_Written instruction:_
Pick out each line with the word "Complain" from the material that follows.

_Figure content listings:_
#####
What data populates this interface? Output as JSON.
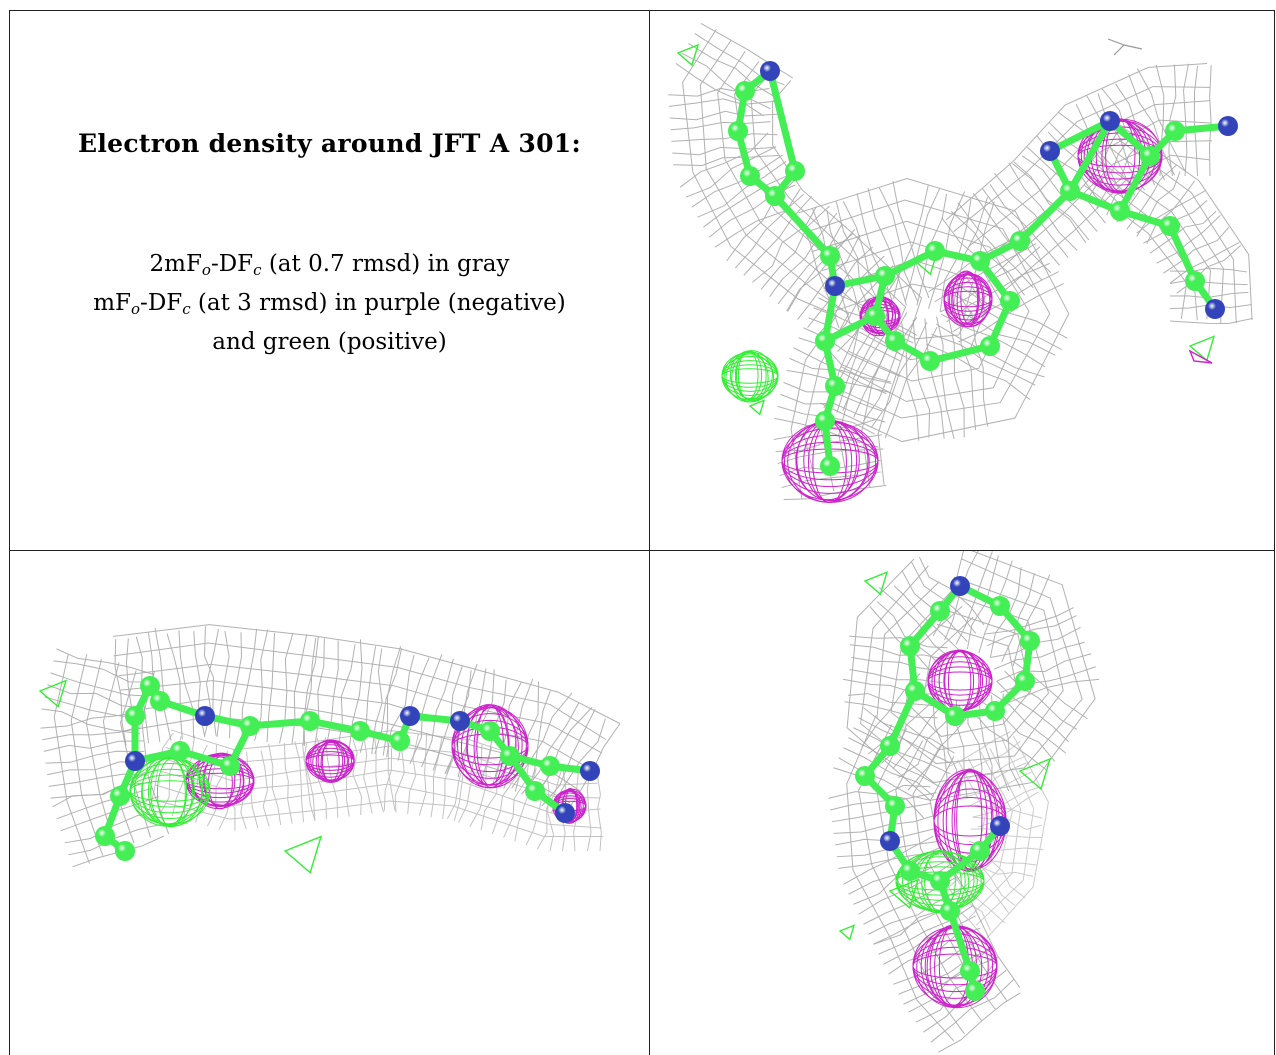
{
  "title": "Electron density around JFT A 301:",
  "legend": {
    "line1": {
      "pre": "2mF",
      "sub1": "o",
      "mid": "-DF",
      "sub2": "c",
      "post": " (at 0.7 rmsd) in gray"
    },
    "line2": {
      "pre": "mF",
      "sub1": "o",
      "mid": "-DF",
      "sub2": "c",
      "post": " (at 3 rmsd) in purple (negative)"
    },
    "line3": "and green (positive)"
  },
  "colors": {
    "mesh_gray": "#a9a9a9",
    "negative_purple": "#cc22cc",
    "positive_green": "#33ee33",
    "carbon_green": "#44ee55",
    "nitrogen_blue": "#3344bb"
  },
  "panels": [
    {
      "view": "top-right"
    },
    {
      "view": "bottom-left"
    },
    {
      "view": "bottom-right"
    }
  ]
}
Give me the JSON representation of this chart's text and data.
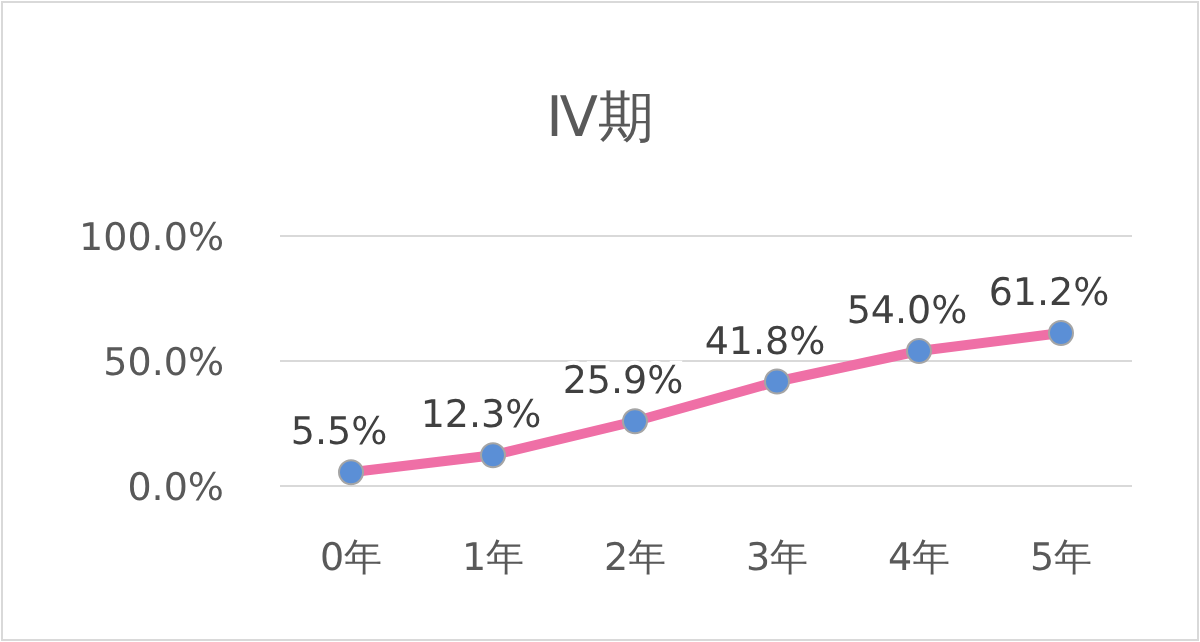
{
  "chart_data": {
    "type": "line",
    "title": "Ⅳ期",
    "categories": [
      "0年",
      "1年",
      "2年",
      "3年",
      "4年",
      "5年"
    ],
    "series": [
      {
        "color": "#ef6fa6",
        "values": [
          5.5,
          12.3,
          25.9,
          41.8,
          54.0,
          61.2
        ],
        "value_labels": [
          "5.5%",
          "12.3%",
          "25.9%",
          "41.8%",
          "54.0%",
          "61.2%"
        ]
      }
    ],
    "ylim": [
      0,
      100
    ],
    "yticks": [
      {
        "value": 0,
        "label": "0.0%"
      },
      {
        "value": 50,
        "label": "50.0%"
      },
      {
        "value": 100,
        "label": "100.0%"
      }
    ],
    "grid": "y",
    "marker": "circle",
    "line_style": "solid"
  }
}
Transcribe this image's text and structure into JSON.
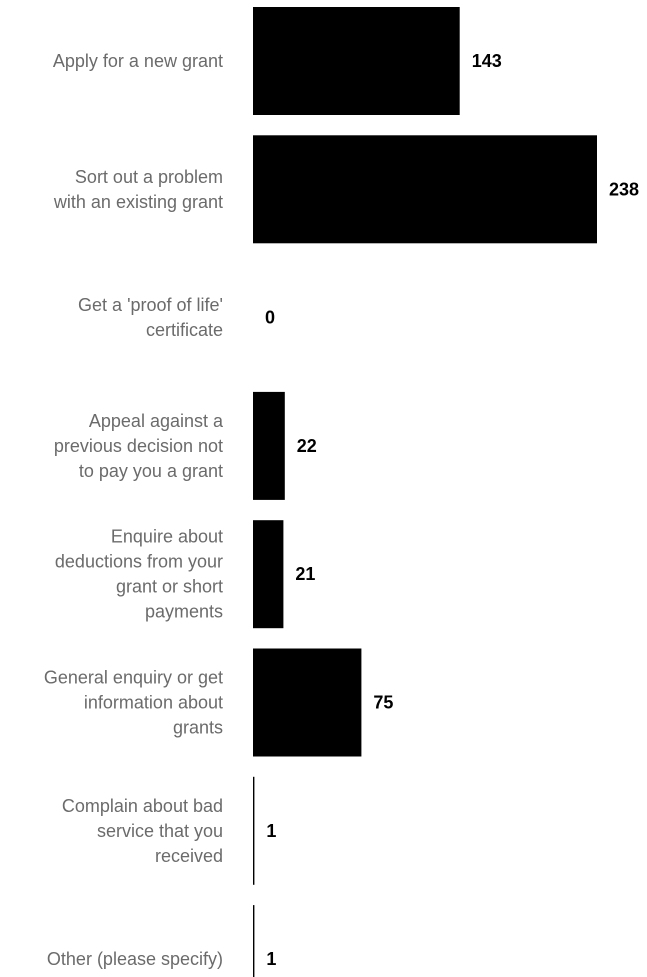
{
  "chart_data": {
    "type": "bar",
    "orientation": "horizontal",
    "categories": [
      "Apply for a new grant",
      "Sort out a problem with an existing grant",
      "Get a 'proof of life' certificate",
      "Appeal against a previous decision not to pay you a grant",
      "Enquire about deductions from your grant or short payments",
      "General enquiry or get information about grants",
      "Complain about bad service that you received",
      "Other (please specify)"
    ],
    "category_label_lines": [
      [
        "Apply for a new grant"
      ],
      [
        "Sort out a problem",
        "with an existing grant"
      ],
      [
        "Get a 'proof of life'",
        "certificate"
      ],
      [
        "Appeal against a",
        "previous decision not",
        "to pay you a grant"
      ],
      [
        "Enquire about",
        "deductions from your",
        "grant or short",
        "payments"
      ],
      [
        "General enquiry or get",
        "information about",
        "grants"
      ],
      [
        "Complain about bad",
        "service that you",
        "received"
      ],
      [
        "Other (please specify)"
      ]
    ],
    "values": [
      143,
      238,
      0,
      22,
      21,
      75,
      1,
      1
    ],
    "value_labels": [
      "143",
      "238",
      "0",
      "22",
      "21",
      "75",
      "1",
      "1"
    ],
    "xlim": [
      0,
      238
    ],
    "grid": false,
    "bar_color": "#000000",
    "label_color": "#6b6b6b",
    "value_color": "#000000"
  }
}
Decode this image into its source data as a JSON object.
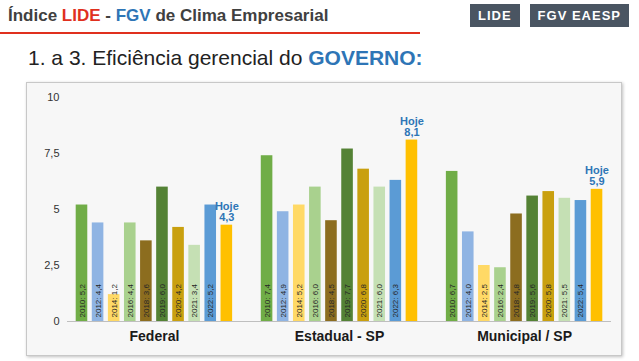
{
  "chart_data": {
    "type": "bar",
    "title": "Índice LIDE - FGV de Clima Empresarial",
    "subtitle": "1. a 3. Eficiência gerencial do GOVERNO:",
    "logos": [
      "LIDE",
      "FGV EAESP"
    ],
    "categories": [
      "Federal",
      "Estadual - SP",
      "Municipal / SP"
    ],
    "series": [
      {
        "name": "2010",
        "color": "#70ad47",
        "values": [
          5.2,
          7.4,
          6.7
        ],
        "value_labels": [
          "2010: 5,2",
          "2010: 7,4",
          "2010: 6,7"
        ]
      },
      {
        "name": "2012",
        "color": "#8fb4e3",
        "values": [
          4.4,
          4.9,
          4.0
        ],
        "value_labels": [
          "2012: 4,4",
          "2012: 4,9",
          "2012: 4,0"
        ]
      },
      {
        "name": "2014",
        "color": "#ffd966",
        "values": [
          1.2,
          5.2,
          2.5
        ],
        "value_labels": [
          "2014: 1,2",
          "2014: 5,2",
          "2014: 2,5"
        ]
      },
      {
        "name": "2016",
        "color": "#a9d18e",
        "values": [
          4.4,
          6.0,
          2.4
        ],
        "value_labels": [
          "2016: 4,4",
          "2016: 6,0",
          "2016: 2,4"
        ]
      },
      {
        "name": "2018",
        "color": "#8c6d1f",
        "values": [
          3.6,
          4.5,
          4.8
        ],
        "value_labels": [
          "2018: 3,6",
          "2018: 4,5",
          "2018: 4,8"
        ]
      },
      {
        "name": "2019",
        "color": "#548235",
        "values": [
          6.0,
          7.7,
          5.6
        ],
        "value_labels": [
          "2019: 6,0",
          "2019: 7,7",
          "2019: 5,6"
        ]
      },
      {
        "name": "2020",
        "color": "#c9a00f",
        "values": [
          4.2,
          6.8,
          5.8
        ],
        "value_labels": [
          "2020: 4,2",
          "2020: 6,8",
          "2020: 5,8"
        ]
      },
      {
        "name": "2021",
        "color": "#c5e0b4",
        "values": [
          3.4,
          6.0,
          5.5
        ],
        "value_labels": [
          "2021: 3,4",
          "2021: 6,0",
          "2021: 5,5"
        ]
      },
      {
        "name": "2022",
        "color": "#5b9bd5",
        "values": [
          5.2,
          6.3,
          5.4
        ],
        "value_labels": [
          "2022: 5,2",
          "2022: 6,3",
          "2022: 5,4"
        ]
      },
      {
        "name": "Hoje",
        "color": "#ffc000",
        "values": [
          4.3,
          8.1,
          5.9
        ],
        "value_labels": [
          "4,3",
          "8,1",
          "5,9"
        ]
      }
    ],
    "ylim": [
      0,
      10
    ],
    "yticks": [
      0,
      {
        "value": 2.5,
        "label": "2,5"
      },
      5,
      {
        "value": 7.5,
        "label": "7,5"
      },
      10
    ],
    "grid": false,
    "data_labels": true
  }
}
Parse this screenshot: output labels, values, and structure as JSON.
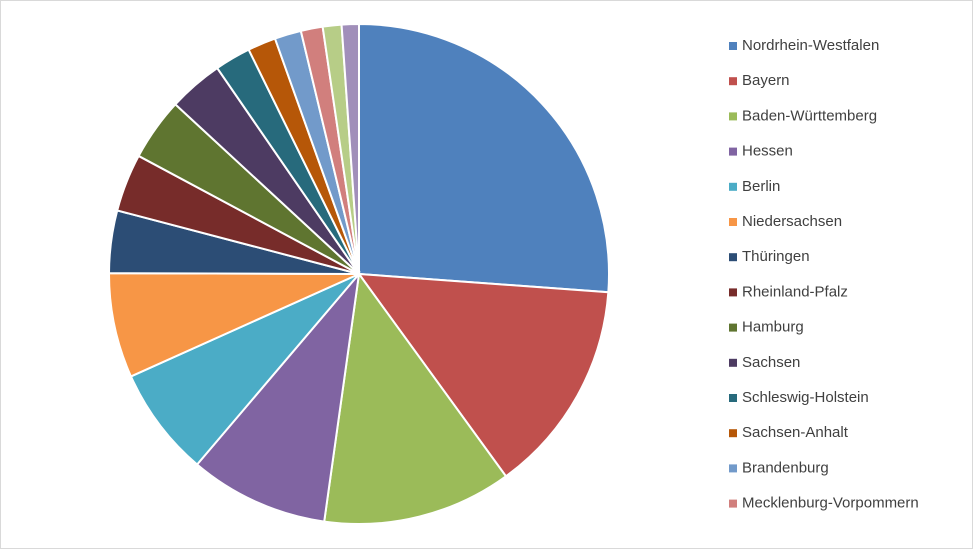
{
  "chart_data": {
    "type": "pie",
    "categories": [
      "Nordrhein-Westfalen",
      "Bayern",
      "Baden-Württemberg",
      "Hessen",
      "Berlin",
      "Niedersachsen",
      "Thüringen",
      "Rheinland-Pfalz",
      "Hamburg",
      "Sachsen",
      "Schleswig-Holstein",
      "Sachsen-Anhalt",
      "Brandenburg",
      "Mecklenburg-Vorpommern",
      null,
      null
    ],
    "values": [
      25.9,
      13.7,
      12.1,
      8.9,
      7.0,
      6.7,
      4.0,
      3.7,
      4.0,
      3.5,
      2.3,
      1.8,
      1.7,
      1.4,
      1.2,
      1.1
    ],
    "colors": [
      "#4f81bd",
      "#c0504d",
      "#9bbb59",
      "#8064a2",
      "#4bacc6",
      "#f79646",
      "#2c4d75",
      "#772c2a",
      "#5f7530",
      "#4d3b62",
      "#276a7c",
      "#b65708",
      "#729aca",
      "#d17f7d",
      "#b7cd87",
      "#a18fba"
    ],
    "legend": "right"
  }
}
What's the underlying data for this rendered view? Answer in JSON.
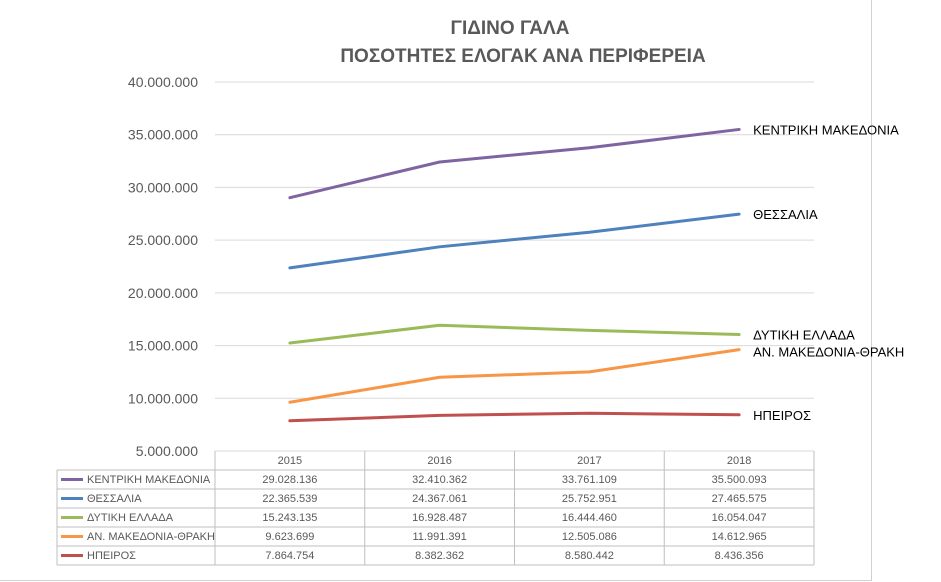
{
  "chart_data": {
    "type": "line",
    "title_line1": "ΓΙΔΙΝΟ ΓΑΛΑ",
    "title_line2": "ΠΟΣΟΤΗΤΕΣ ΕΛΟΓΑΚ ΑΝΑ ΠΕΡΙΦΕΡΕΙΑ",
    "categories": [
      "2015",
      "2016",
      "2017",
      "2018"
    ],
    "ylim": [
      5000000,
      40000000
    ],
    "yticks": [
      5000000,
      10000000,
      15000000,
      20000000,
      25000000,
      30000000,
      35000000,
      40000000
    ],
    "ytick_labels": [
      "5.000.000",
      "10.000.000",
      "15.000.000",
      "20.000.000",
      "25.000.000",
      "30.000.000",
      "35.000.000",
      "40.000.000"
    ],
    "grid": true,
    "legend": "data-table",
    "series": [
      {
        "name": "ΚΕΝΤΡΙΚΗ ΜΑΚΕΔΟΝΙΑ",
        "end_label": "ΚΕΝΤΡΙΚΗ ΜΑΚΕΔΟΝΙΑ",
        "color": "#8064a2",
        "values": [
          29028136,
          32410362,
          33761109,
          35500093
        ],
        "labels": [
          "29.028.136",
          "32.410.362",
          "33.761.109",
          "35.500.093"
        ]
      },
      {
        "name": "ΘΕΣΣΑΛΙΑ",
        "end_label": "ΘΕΣΣΑΛΙΑ",
        "color": "#4f81bd",
        "values": [
          22365539,
          24367061,
          25752951,
          27465575
        ],
        "labels": [
          "22.365.539",
          "24.367.061",
          "25.752.951",
          "27.465.575"
        ]
      },
      {
        "name": "ΔΥΤΙΚΗ ΕΛΛΑΔΑ",
        "end_label": "ΔΥΤΙΚΗ ΕΛΛΑΔΑ",
        "color": "#9bbb59",
        "values": [
          15243135,
          16928487,
          16444460,
          16054047
        ],
        "labels": [
          "15.243.135",
          "16.928.487",
          "16.444.460",
          "16.054.047"
        ]
      },
      {
        "name": "ΑΝ. ΜΑΚΕΔΟΝΙΑ-ΘΡΑΚΗ",
        "end_label": "ΑΝ. ΜΑΚΕΔΟΝΙΑ-ΘΡΑΚΗ",
        "color": "#f79646",
        "values": [
          9623699,
          11991391,
          12505086,
          14612965
        ],
        "labels": [
          "9.623.699",
          "11.991.391",
          "12.505.086",
          "14.612.965"
        ]
      },
      {
        "name": "ΗΠΕΙΡΟΣ",
        "end_label": "ΗΠΕΙΡΟΣ",
        "color": "#c0504d",
        "values": [
          7864754,
          8382362,
          8580442,
          8436356
        ],
        "labels": [
          "7.864.754",
          "8.382.362",
          "8.580.442",
          "8.436.356"
        ]
      }
    ]
  }
}
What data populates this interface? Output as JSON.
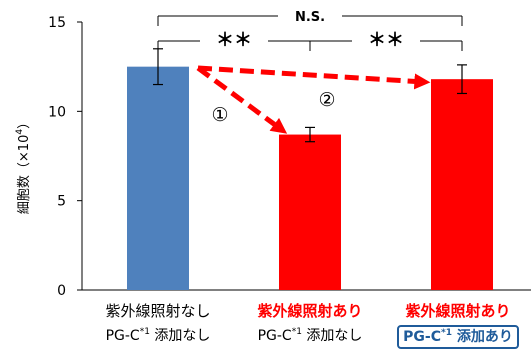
{
  "chart_data": {
    "type": "bar",
    "title": "",
    "ylabel": "細胞数（×10⁴）",
    "ylabel_main": "細胞数（×10",
    "ylabel_exp": "4",
    "ylabel_close": "）",
    "ylim": [
      0,
      15
    ],
    "yticks": [
      "0",
      "5",
      "10",
      "15"
    ],
    "values": [
      12.5,
      8.7,
      11.8
    ],
    "errors": [
      1.0,
      0.4,
      0.8
    ],
    "bar_colors": [
      "#4f81bd",
      "#ff0000",
      "#ff0000"
    ],
    "categories": [
      {
        "line1": "紫外線照射なし",
        "line1_style": "plain",
        "pg": "PG-C",
        "sup": "*1",
        "tail": " 添加なし",
        "line2_style": "plain"
      },
      {
        "line1": "紫外線照射あり",
        "line1_style": "red",
        "pg": "PG-C",
        "sup": "*1",
        "tail": " 添加なし",
        "line2_style": "plain"
      },
      {
        "line1": "紫外線照射あり",
        "line1_style": "red",
        "pg": "PG-C",
        "sup": "*1",
        "tail": " 添加あり",
        "line2_style": "boxed"
      }
    ],
    "significance": [
      {
        "label": "N.S.",
        "from": 0,
        "to": 2
      },
      {
        "label": "＊＊",
        "from": 0,
        "to": 1
      },
      {
        "label": "＊＊",
        "from": 1,
        "to": 2
      }
    ],
    "arrows": [
      {
        "label": "①",
        "from": 0,
        "to": 1
      },
      {
        "label": "②",
        "from": 0,
        "to": 2
      }
    ],
    "arrow_color": "#ff0000",
    "grid": false
  }
}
#####
_Output for this task:_
      "Complain about bad service that you received",
        "Complain about bad",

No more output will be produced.